What to do | All of the data that follows should be retyped exactly, please, except the pictures.
─── Data section ───
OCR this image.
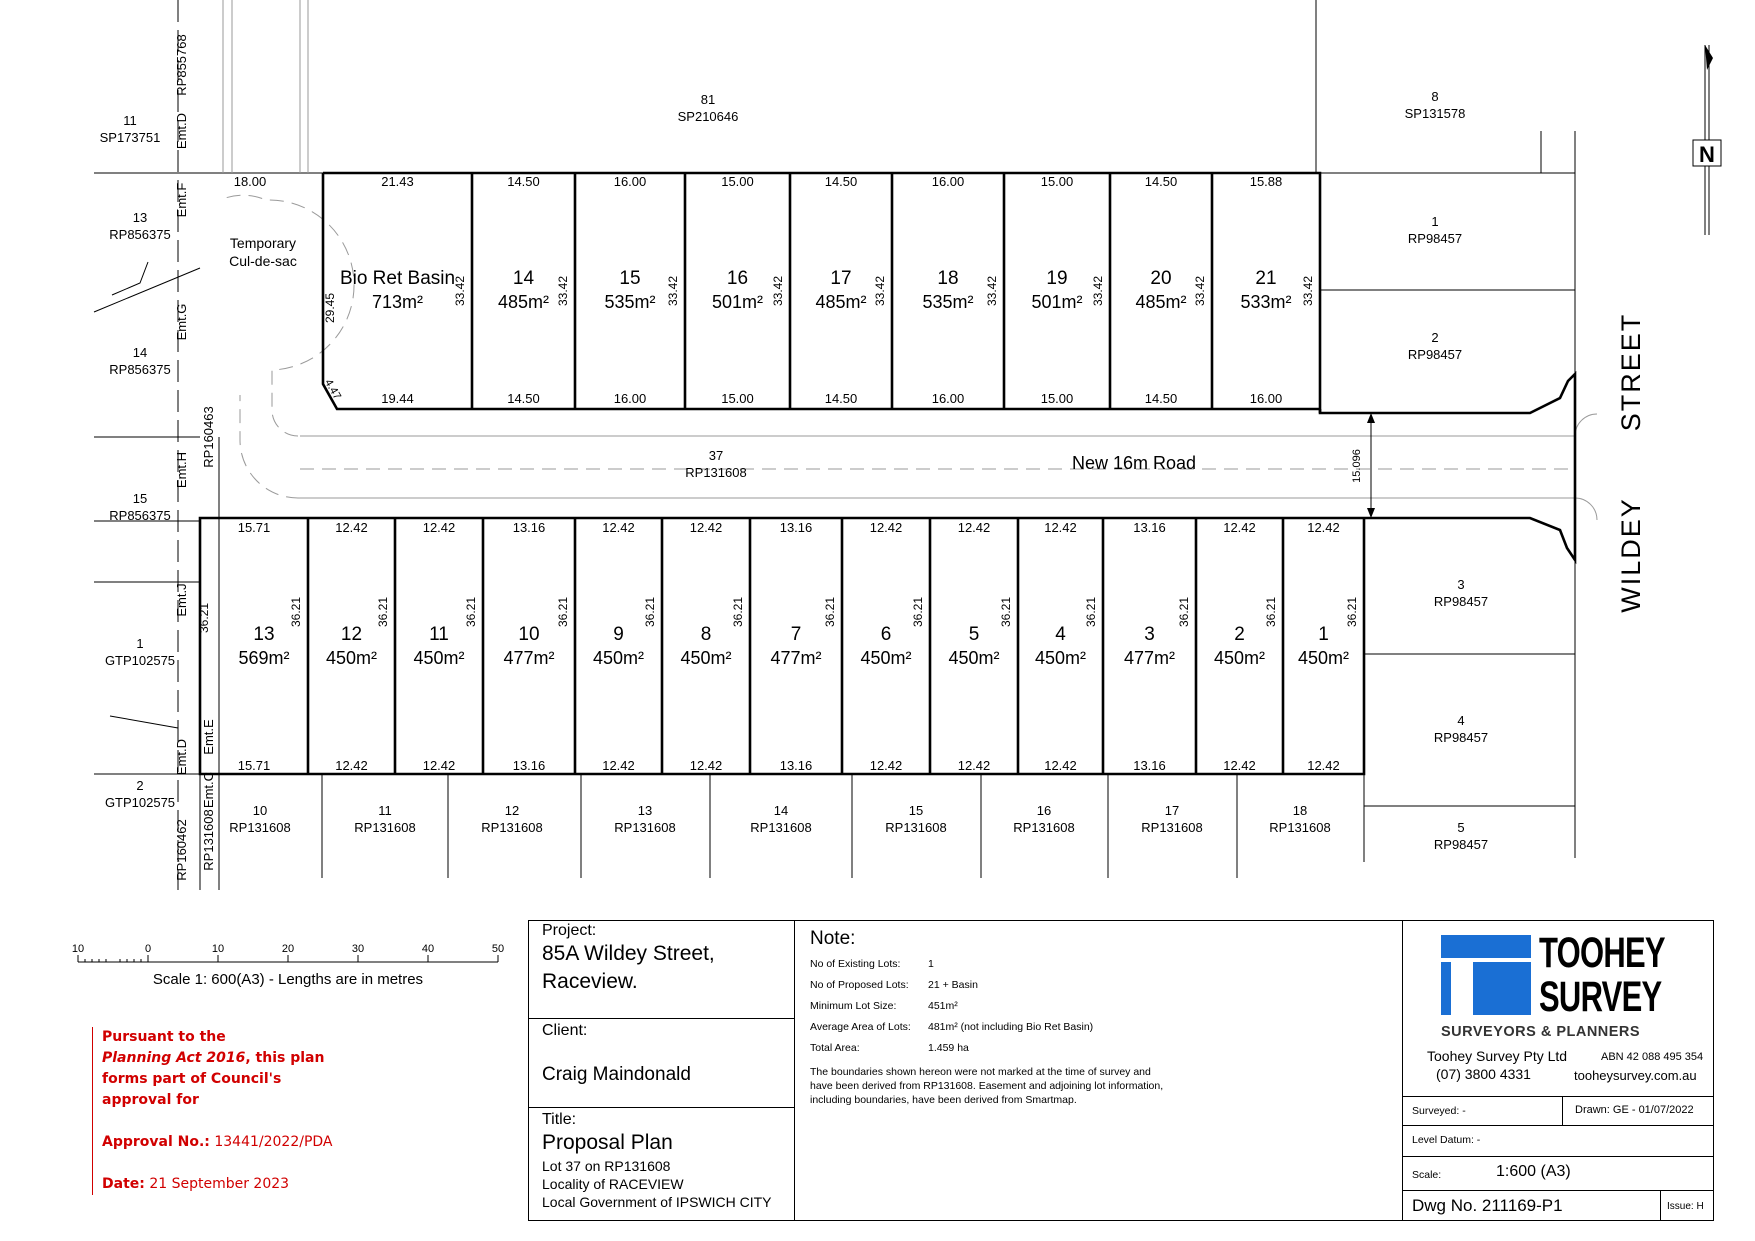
N
21.43
19.44
Bio Ret Basin
713m² 33.42
14.50
14.50
14
485m² 33.42
16.00
16.00
15
535m² 33.42
15.00
15.00
16
501m² 33.42
14.50
14.50
17
485m² 33.42
16.00
16.00
18
535m² 33.42
15.00
15.00
19
501m² 33.42
14.50
14.50
20
485m² 33.42
15.88
16.00
21
533m² 33.42
15.71
15.71
13
569m²
36.21
36.21
12.42
12.42
12
450m²
36.21
12.42
12.42
11
450m²
36.21
13.16
13.16
10
477m²
36.21
12.42
12.42
9
450m²
36.21
12.42
12.42
8
450m²
36.21
13.16
13.16
7
477m²
36.21
12.42
12.42
6
450m²
36.21
12.42
12.42
5
450m²
36.21
12.42
12.42
4
450m²
36.21
13.16
13.16
3
477m²
36.21
12.42
12.42
2
450m²
36.21
12.42
12.42
1
450m²
36.21
37
RP131608	New 16m Road	15.096
WILDEY
STREET
18.00
Temporary
Cul-de-sac
29.45
4.47
RP160463
RP160462 RP131608
Emt.D
RP855768
Emt.F
Emt.G
Emt.H
Emt.J
Emt.D
Emt.E
Emt.C
81
SP210646
8
SP131578
11
SP173751
13
RP856375
14
RP856375
15
RP856375
1
GTP102575
2
GTP102575
1
RP98457
2
RP98457
3
RP98457
4
RP98457
5
RP98457
10
RP131608
11
RP131608
12
RP131608
13
RP131608
14
RP131608
15
RP131608
16
RP131608
17
RP131608
18
RP131608
10	0	10	20	30	40	50
Scale 1: 600(A3) - Lengths are in metres
Pursuant to the
Planning Act 2016, this plan
forms part of Council's
approval for

Approval No.: 13441/2022/PDA

Date: 21 September 2023
Project:
85A Wildey Street,
Raceview.
Client:
Craig Maindonald
Title:
Proposal Plan
Lot 37 on RP131608
Locality of RACEVIEW
Local Government of IPSWICH CITY
Note:
No of Existing Lots:	1
No of Proposed Lots: 21 + Basin
Minimum Lot Size:	451m²
Average Area of Lots: 481m² (not including Bio Ret Basin)
Total Area:	1.459 ha
The boundaries shown hereon were not marked at the time of survey and
have been derived from RP131608. Easement and adjoining lot information,
including boundaries, have been derived from Smartmap.
TOOHEY
SURVEY
SURVEYORS & PLANNERS
Toohey Survey Pty Ltd	ABN 42 088 495 354
(07) 3800 4331	tooheysurvey.com.au
Surveyed: -	Drawn: GE - 01/07/2022
Level Datum: -
Scale:	1:600 (A3)
Dwg No. 211169-P1	Issue: H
───
Expected output |
OCR this image.
N
21.43
19.44
Bio Ret Basin
713m² 33.42
14.50
14.50
14
485m² 33.42
16.00
16.00
15
535m² 33.42
15.00
15.00
16
501m² 33.42
14.50
14.50
17
485m² 33.42
16.00
16.00
18
535m² 33.42
15.00
15.00
19
501m² 33.42
14.50
14.50
20
485m² 33.42
15.88
16.00
21
533m² 33.42
15.71
15.71
13
569m²
36.21
36.21
12.42
12.42
12
450m²
36.21
12.42
12.42
11
450m²
36.21
13.16
13.16
10
477m²
36.21
12.42
12.42
9
450m²
36.21
12.42
12.42
8
450m²
36.21
13.16
13.16
7
477m²
36.21
12.42
12.42
6
450m²
36.21
12.42
12.42
5
450m²
36.21
12.42
12.42
4
450m²
36.21
13.16
13.16
3
477m²
36.21
12.42
12.42
2
450m²
36.21
12.42
12.42
1
450m²
36.21
37
RP131608	New 16m Road	15.096
WILDEY
STREET
18.00
Temporary
Cul-de-sac
29.45
4.47
RP160463
RP160462 RP131608
Emt.D
RP855768
Emt.F
Emt.G
Emt.H
Emt.J
Emt.D
Emt.E
Emt.C
81
SP210646
8
SP131578
11
SP173751
13
RP856375
14
RP856375
15
RP856375
1
GTP102575
2
GTP102575
1
RP98457
2
RP98457
3
RP98457
4
RP98457
5
RP98457
10
RP131608
11
RP131608
12
RP131608
13
RP131608
14
RP131608
15
RP131608
16
RP131608
17
RP131608
18
RP131608
10	0	10	20	30	40	50
Scale 1: 600(A3) - Lengths are in metres
Pursuant to the
Planning Act 2016, this plan
forms part of Council's
approval for

Approval No.: 13441/2022/PDA

Date: 21 September 2023
Project:
85A Wildey Street,
Raceview.
Client:
Craig Maindonald
Title:
Proposal Plan
Lot 37 on RP131608
Locality of RACEVIEW
Local Government of IPSWICH CITY
Note:
No of Existing Lots:	1
No of Proposed Lots: 21 + Basin
Minimum Lot Size:	451m²
Average Area of Lots: 481m² (not including Bio Ret Basin)
Total Area:	1.459 ha
The boundaries shown hereon were not marked at the time of survey and
have been derived from RP131608. Easement and adjoining lot information,
including boundaries, have been derived from Smartmap.
TOOHEY
SURVEY
SURVEYORS & PLANNERS
Toohey Survey Pty Ltd	ABN 42 088 495 354
(07) 3800 4331	tooheysurvey.com.au
Surveyed: -	Drawn: GE - 01/07/2022
Level Datum: -
Scale:	1:600 (A3)
Dwg No. 211169-P1	Issue: H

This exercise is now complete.